— Stated problem —
Copy the data exactly as it appears, and do not include any pictures.

— Extracted records —
════════

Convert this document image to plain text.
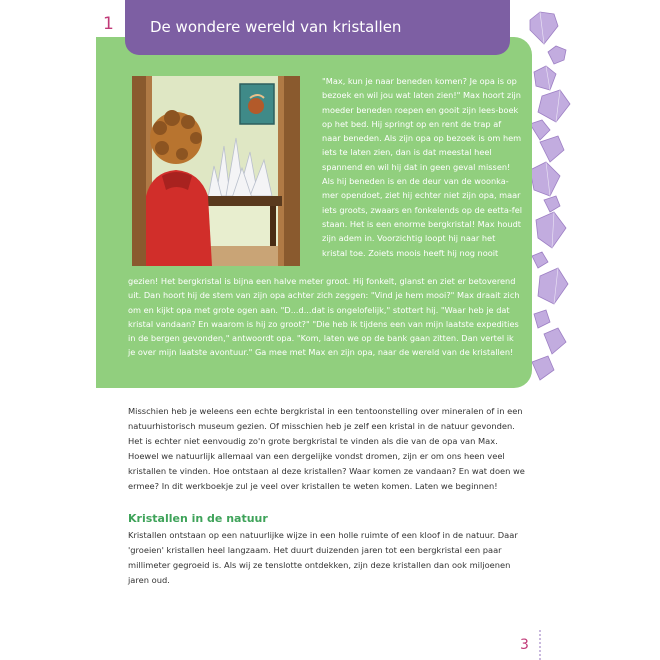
1 De wondere wereld van kristallen

"Max, kun je naar beneden komen? Je opa is op bezoek en wil jou wat laten zien!" Max hoort zijn moeder beneden roepen en gooit zijn lees-boek op het bed. Hij springt op en rent de trap af naar beneden. Als zijn opa op bezoek is om hem iets te laten zien, dan is dat meestal heel spannend en wil hij dat in geen geval missen! Als hij beneden is en de deur van de woonka-mer opendoet, ziet hij echter niet zijn opa, maar iets groots, zwaars en fonkelends op de eetta-fel staan. Het is een enorme bergkristal! Max houdt zijn adem in. Voorzichtig loopt hij naar het kristal toe. Zoiets moois heeft hij nog nooit

gezien! Het bergkristal is bijna een halve meter groot. Hij fonkelt, glanst en ziet er betoverend uit. Dan hoort hij de stem van zijn opa achter zich zeggen: "Vind je hem mooi?" Max draait zich om en kijkt opa met grote ogen aan. "D...d...dat is ongelofelijk," stottert hij. "Waar heb je dat kristal vandaan? En waarom is hij zo groot?" "Die heb ik tijdens een van mijn laatste expedities in de bergen gevonden," antwoordt opa. "Kom, laten we op de bank gaan zitten. Dan vertel ik je over mijn laatste avontuur." Ga mee met Max en zijn opa, naar de wereld van de kristallen!

Misschien heb je weleens een echte bergkristal in een tentoonstelling over mineralen of in een natuurhistorisch museum gezien. Of misschien heb je zelf een kristal in de natuur gevonden. Het is echter niet eenvoudig zo'n grote bergkristal te vinden als die van de opa van Max. Hoewel we natuurlijk allemaal van een dergelijke vondst dromen, zijn er om ons heen veel kristallen te vinden. Hoe ontstaan al deze kristallen? Waar komen ze vandaan? En wat doen we ermee? In dit werkboekje zul je veel over kristallen te weten komen. Laten we beginnen!

Kristallen in de natuur

Kristallen ontstaan op een natuurlijke wijze in een holle ruimte of een kloof in de natuur. Daar 'groeien' kristallen heel langzaam. Het duurt duizenden jaren tot een bergkristal een paar millimeter gegroeid is. Als wij ze tenslotte ontdekken, zijn deze kristallen dan ook miljoenen jaren oud.

3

════════

— Correct output —
Convert this document image to plain text.
1 De wondere wereld van kristallen

"Max, kun je naar beneden komen? Je opa is op bezoek en wil jou wat laten zien!" Max hoort zijn moeder beneden roepen en gooit zijn lees-boek op het bed. Hij springt op en rent de trap af naar beneden. Als zijn opa op bezoek is om hem iets te laten zien, dan is dat meestal heel spannend en wil hij dat in geen geval missen! Als hij beneden is en de deur van de woonka-mer opendoet, ziet hij echter niet zijn opa, maar iets groots, zwaars en fonkelends op de eetta-fel staan. Het is een enorme bergkristal! Max houdt zijn adem in. Voorzichtig loopt hij naar het kristal toe. Zoiets moois heeft hij nog nooit

gezien! Het bergkristal is bijna een halve meter groot. Hij fonkelt, glanst en ziet er betoverend uit. Dan hoort hij de stem van zijn opa achter zich zeggen: "Vind je hem mooi?" Max draait zich om en kijkt opa met grote ogen aan. "D...d...dat is ongelofelijk," stottert hij. "Waar heb je dat kristal vandaan? En waarom is hij zo groot?" "Die heb ik tijdens een van mijn laatste expedities in de bergen gevonden," antwoordt opa. "Kom, laten we op de bank gaan zitten. Dan vertel ik je over mijn laatste avontuur." Ga mee met Max en zijn opa, naar de wereld van de kristallen!

Misschien heb je weleens een echte bergkristal in een tentoonstelling over mineralen of in een natuurhistorisch museum gezien. Of misschien heb je zelf een kristal in de natuur gevonden. Het is echter niet eenvoudig zo'n grote bergkristal te vinden als die van de opa van Max. Hoewel we natuurlijk allemaal van een dergelijke vondst dromen, zijn er om ons heen veel kristallen te vinden. Hoe ontstaan al deze kristallen? Waar komen ze vandaan? En wat doen we ermee? In dit werkboekje zul je veel over kristallen te weten komen. Laten we beginnen!

Kristallen in de natuur

Kristallen ontstaan op een natuurlijke wijze in een holle ruimte of een kloof in de natuur. Daar 'groeien' kristallen heel langzaam. Het duurt duizenden jaren tot een bergkristal een paar millimeter gegroeid is. Als wij ze tenslotte ontdekken, zijn deze kristallen dan ook miljoenen jaren oud.

3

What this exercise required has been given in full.